(Collection entries)

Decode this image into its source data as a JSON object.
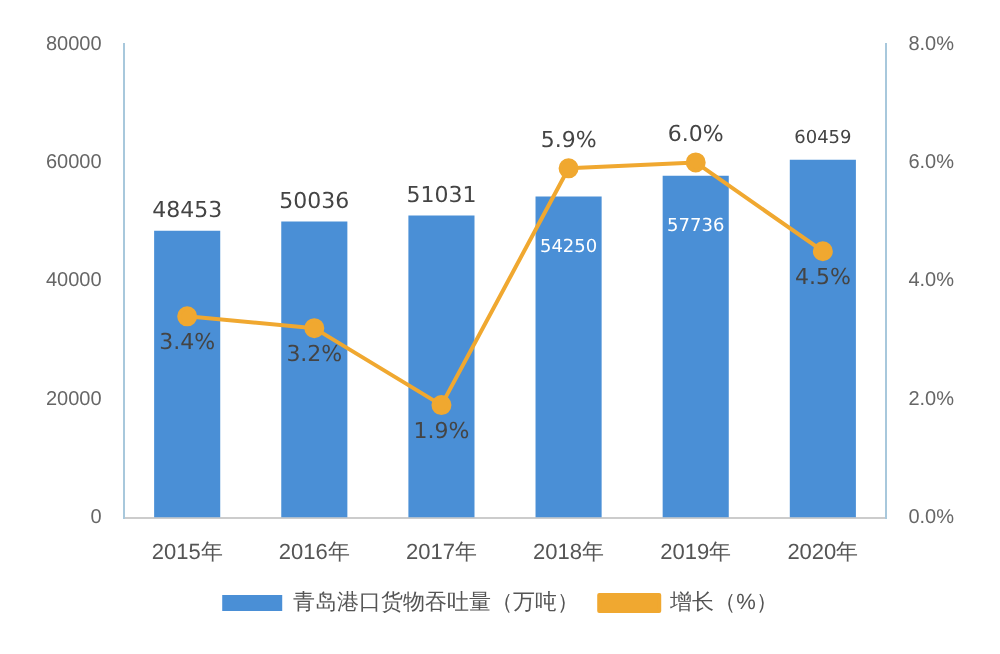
{
  "chart_data": {
    "type": "bar",
    "categories": [
      "2015年",
      "2016年",
      "2017年",
      "2018年",
      "2019年",
      "2020年"
    ],
    "series": [
      {
        "name": "青岛港口货物吞吐量（万吨）",
        "color": "#4a8fd6",
        "values": [
          48453,
          50036,
          51031,
          54250,
          57736,
          60459
        ],
        "value_labels": [
          "48453",
          "50036",
          "51031",
          "54250",
          "57736",
          "60459"
        ]
      },
      {
        "name": "增长（%）",
        "type": "line",
        "axis": "y2",
        "color": "#f0a830",
        "marker": "circle",
        "values": [
          3.4,
          3.2,
          1.9,
          5.9,
          6.0,
          4.5
        ],
        "value_labels": [
          "3.4%",
          "3.2%",
          "1.9%",
          "5.9%",
          "6.0%",
          "4.5%"
        ]
      }
    ],
    "ylim": [
      0,
      80000
    ],
    "yticks": [
      0,
      20000,
      40000,
      60000,
      80000
    ],
    "y2lim": [
      0,
      8
    ],
    "y2ticks": [
      {
        "value": 0,
        "label": "0.0%"
      },
      {
        "value": 2,
        "label": "2.0%"
      },
      {
        "value": 4,
        "label": "4.0%"
      },
      {
        "value": 6,
        "label": "6.0%"
      },
      {
        "value": 8,
        "label": "8.0%"
      }
    ],
    "grid": false,
    "legend": "bottom"
  }
}
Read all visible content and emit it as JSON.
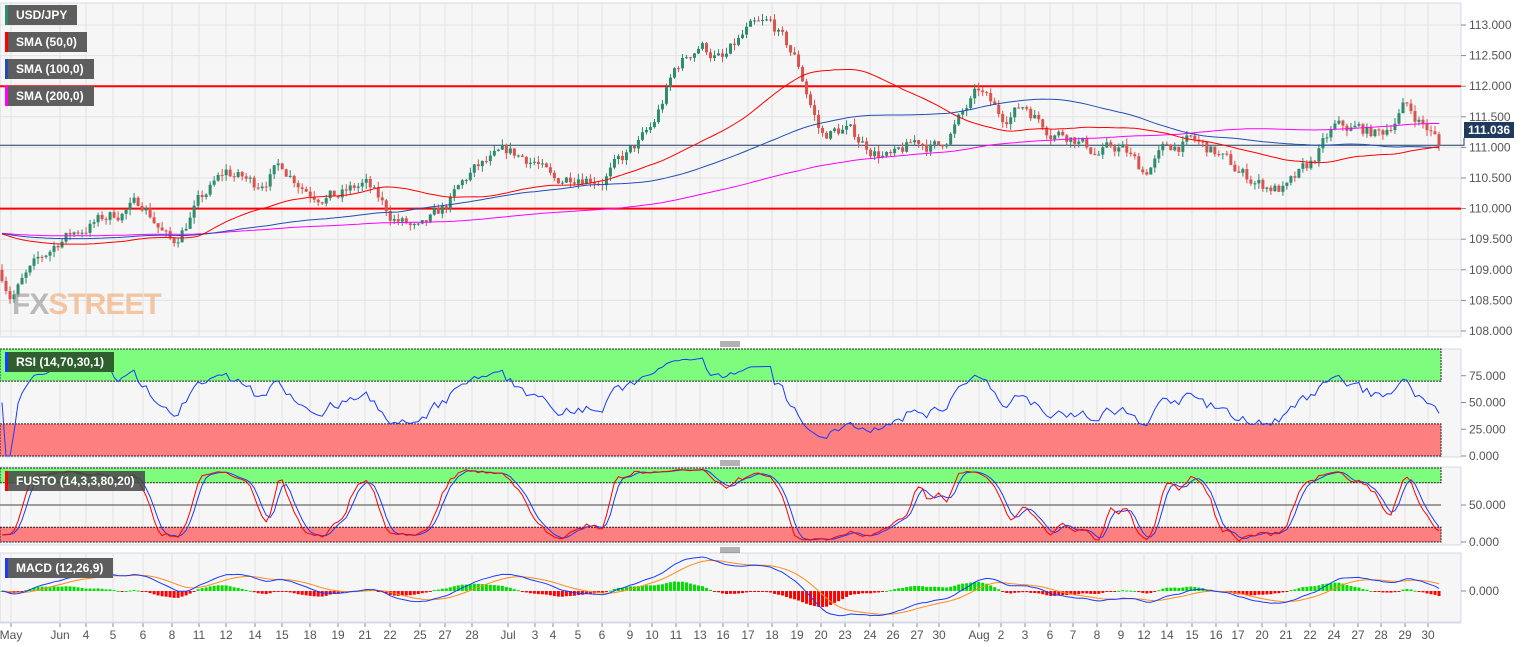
{
  "legends": {
    "symbol": {
      "label": "USD/JPY",
      "color": "#2e8b6e"
    },
    "sma50": {
      "label": "SMA (50,0)",
      "color": "#ff0000"
    },
    "sma100": {
      "label": "SMA (100,0)",
      "color": "#1f4fb5"
    },
    "sma200": {
      "label": "SMA (200,0)",
      "color": "#ff00ff"
    },
    "rsi": {
      "label": "RSI (14,70,30,1)",
      "color": "#1a3cff"
    },
    "fusto": {
      "label": "FUSTO (14,3,3,80,20)",
      "color": "#ff0000"
    },
    "macd": {
      "label": "MACD (12,26,9)",
      "color": "#1a3cff"
    }
  },
  "watermark": {
    "part1": "FX",
    "part2": "STREET"
  },
  "current_price": "111.036",
  "chart_data": {
    "type": "candlestick",
    "symbol": "USD/JPY",
    "ylim": [
      108.0,
      113.3
    ],
    "y_ticks": [
      "113.000",
      "112.500",
      "112.000",
      "111.500",
      "111.000",
      "110.500",
      "110.000",
      "109.500",
      "109.000",
      "108.500",
      "108.000"
    ],
    "horizontal_levels": [
      112.0,
      110.0
    ],
    "level_color": "#ff0000",
    "last_price": 111.036,
    "x_labels": [
      "May",
      "Jun",
      "4",
      "5",
      "6",
      "8",
      "11",
      "12",
      "14",
      "15",
      "18",
      "19",
      "21",
      "22",
      "25",
      "27",
      "28",
      "Jul",
      "3",
      "4",
      "5",
      "6",
      "9",
      "10",
      "11",
      "13",
      "16",
      "17",
      "18",
      "19",
      "20",
      "23",
      "24",
      "26",
      "27",
      "30",
      "Aug",
      "2",
      "3",
      "6",
      "7",
      "8",
      "9",
      "12",
      "14",
      "15",
      "16",
      "17",
      "20",
      "21",
      "22",
      "24",
      "27",
      "28",
      "29",
      "30"
    ],
    "approx_close_at_labels": [
      108.6,
      109.5,
      109.7,
      109.9,
      110.1,
      109.4,
      110.1,
      110.6,
      110.4,
      110.7,
      110.3,
      110.2,
      110.4,
      109.9,
      109.6,
      110.0,
      110.6,
      110.9,
      110.8,
      110.4,
      110.6,
      110.5,
      110.9,
      111.3,
      112.3,
      112.7,
      112.4,
      112.9,
      113.0,
      112.4,
      111.2,
      111.3,
      111.0,
      110.8,
      111.1,
      111.0,
      111.9,
      111.5,
      111.7,
      111.3,
      111.2,
      110.9,
      111.0,
      110.6,
      111.0,
      111.1,
      110.9,
      110.6,
      110.4,
      110.3,
      110.7,
      111.3,
      111.3,
      111.2,
      111.7,
      111.3
    ],
    "colors": {
      "up": "#2e8b6e",
      "down": "#d9534f",
      "sma50": "#ff0000",
      "sma100": "#1f4fb5",
      "sma200": "#ff00ff"
    },
    "indicators": {
      "rsi": {
        "period": 14,
        "upper": 70,
        "lower": 30,
        "y_ticks": [
          "75.000",
          "50.000",
          "25.000",
          "0.000"
        ],
        "ylim": [
          0,
          100
        ]
      },
      "fusto": {
        "k": 14,
        "smooth_k": 3,
        "d": 3,
        "upper": 80,
        "lower": 20,
        "y_ticks": [
          "50.000",
          "0.000"
        ],
        "ylim": [
          0,
          100
        ]
      },
      "macd": {
        "fast": 12,
        "slow": 26,
        "signal": 9,
        "y_ticks": [
          "0.000"
        ]
      }
    },
    "grid": true
  }
}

Short problem: Omitting all images, print the listing exactly.

Completed task:
Decode this image into its source data as a JSON object.
{
  "chart_data": {
    "type": "bar",
    "categories": [
      "2015年",
      "2016年",
      "2017年",
      "2018年",
      "2019年",
      "2020年"
    ],
    "series": [
      {
        "name": "青岛港口货物吞吐量（万吨）",
        "color": "#4a8fd6",
        "values": [
          48453,
          50036,
          51031,
          54250,
          57736,
          60459
        ],
        "value_labels": [
          "48453",
          "50036",
          "51031",
          "54250",
          "57736",
          "60459"
        ]
      },
      {
        "name": "增长（%）",
        "type": "line",
        "axis": "y2",
        "color": "#f0a830",
        "marker": "circle",
        "values": [
          3.4,
          3.2,
          1.9,
          5.9,
          6.0,
          4.5
        ],
        "value_labels": [
          "3.4%",
          "3.2%",
          "1.9%",
          "5.9%",
          "6.0%",
          "4.5%"
        ]
      }
    ],
    "ylim": [
      0,
      80000
    ],
    "yticks": [
      0,
      20000,
      40000,
      60000,
      80000
    ],
    "y2lim": [
      0,
      8
    ],
    "y2ticks": [
      {
        "value": 0,
        "label": "0.0%"
      },
      {
        "value": 2,
        "label": "2.0%"
      },
      {
        "value": 4,
        "label": "4.0%"
      },
      {
        "value": 6,
        "label": "6.0%"
      },
      {
        "value": 8,
        "label": "8.0%"
      }
    ],
    "grid": false,
    "legend": "bottom"
  }
}
Read all visible content and emit it as JSON.
{
  "legends": {
    "symbol": {
      "label": "USD/JPY",
      "color": "#2e8b6e"
    },
    "sma50": {
      "label": "SMA (50,0)",
      "color": "#ff0000"
    },
    "sma100": {
      "label": "SMA (100,0)",
      "color": "#1f4fb5"
    },
    "sma200": {
      "label": "SMA (200,0)",
      "color": "#ff00ff"
    },
    "rsi": {
      "label": "RSI (14,70,30,1)",
      "color": "#1a3cff"
    },
    "fusto": {
      "label": "FUSTO (14,3,3,80,20)",
      "color": "#ff0000"
    },
    "macd": {
      "label": "MACD (12,26,9)",
      "color": "#1a3cff"
    }
  },
  "watermark": {
    "part1": "FX",
    "part2": "STREET"
  },
  "current_price": "111.036",
  "chart_data": {
    "type": "candlestick",
    "symbol": "USD/JPY",
    "ylim": [
      108.0,
      113.3
    ],
    "y_ticks": [
      "113.000",
      "112.500",
      "112.000",
      "111.500",
      "111.000",
      "110.500",
      "110.000",
      "109.500",
      "109.000",
      "108.500",
      "108.000"
    ],
    "horizontal_levels": [
      112.0,
      110.0
    ],
    "level_color": "#ff0000",
    "last_price": 111.036,
    "x_labels": [
      "May",
      "Jun",
      "4",
      "5",
      "6",
      "8",
      "11",
      "12",
      "14",
      "15",
      "18",
      "19",
      "21",
      "22",
      "25",
      "27",
      "28",
      "Jul",
      "3",
      "4",
      "5",
      "6",
      "9",
      "10",
      "11",
      "13",
      "16",
      "17",
      "18",
      "19",
      "20",
      "23",
      "24",
      "26",
      "27",
      "30",
      "Aug",
      "2",
      "3",
      "6",
      "7",
      "8",
      "9",
      "12",
      "14",
      "15",
      "16",
      "17",
      "20",
      "21",
      "22",
      "24",
      "27",
      "28",
      "29",
      "30"
    ],
    "approx_close_at_labels": [
      108.6,
      109.5,
      109.7,
      109.9,
      110.1,
      109.4,
      110.1,
      110.6,
      110.4,
      110.7,
      110.3,
      110.2,
      110.4,
      109.9,
      109.6,
      110.0,
      110.6,
      110.9,
      110.8,
      110.4,
      110.6,
      110.5,
      110.9,
      111.3,
      112.3,
      112.7,
      112.4,
      112.9,
      113.0,
      112.4,
      111.2,
      111.3,
      111.0,
      110.8,
      111.1,
      111.0,
      111.9,
      111.5,
      111.7,
      111.3,
      111.2,
      110.9,
      111.0,
      110.6,
      111.0,
      111.1,
      110.9,
      110.6,
      110.4,
      110.3,
      110.7,
      111.3,
      111.3,
      111.2,
      111.7,
      111.3
    ],
    "colors": {
      "up": "#2e8b6e",
      "down": "#d9534f",
      "sma50": "#ff0000",
      "sma100": "#1f4fb5",
      "sma200": "#ff00ff"
    },
    "indicators": {
      "rsi": {
        "period": 14,
        "upper": 70,
        "lower": 30,
        "y_ticks": [
          "75.000",
          "50.000",
          "25.000",
          "0.000"
        ],
        "ylim": [
          0,
          100
        ]
      },
      "fusto": {
        "k": 14,
        "smooth_k": 3,
        "d": 3,
        "upper": 80,
        "lower": 20,
        "y_ticks": [
          "50.000",
          "0.000"
        ],
        "ylim": [
          0,
          100
        ]
      },
      "macd": {
        "fast": 12,
        "slow": 26,
        "signal": 9,
        "y_ticks": [
          "0.000"
        ]
      }
    },
    "grid": true
  }
}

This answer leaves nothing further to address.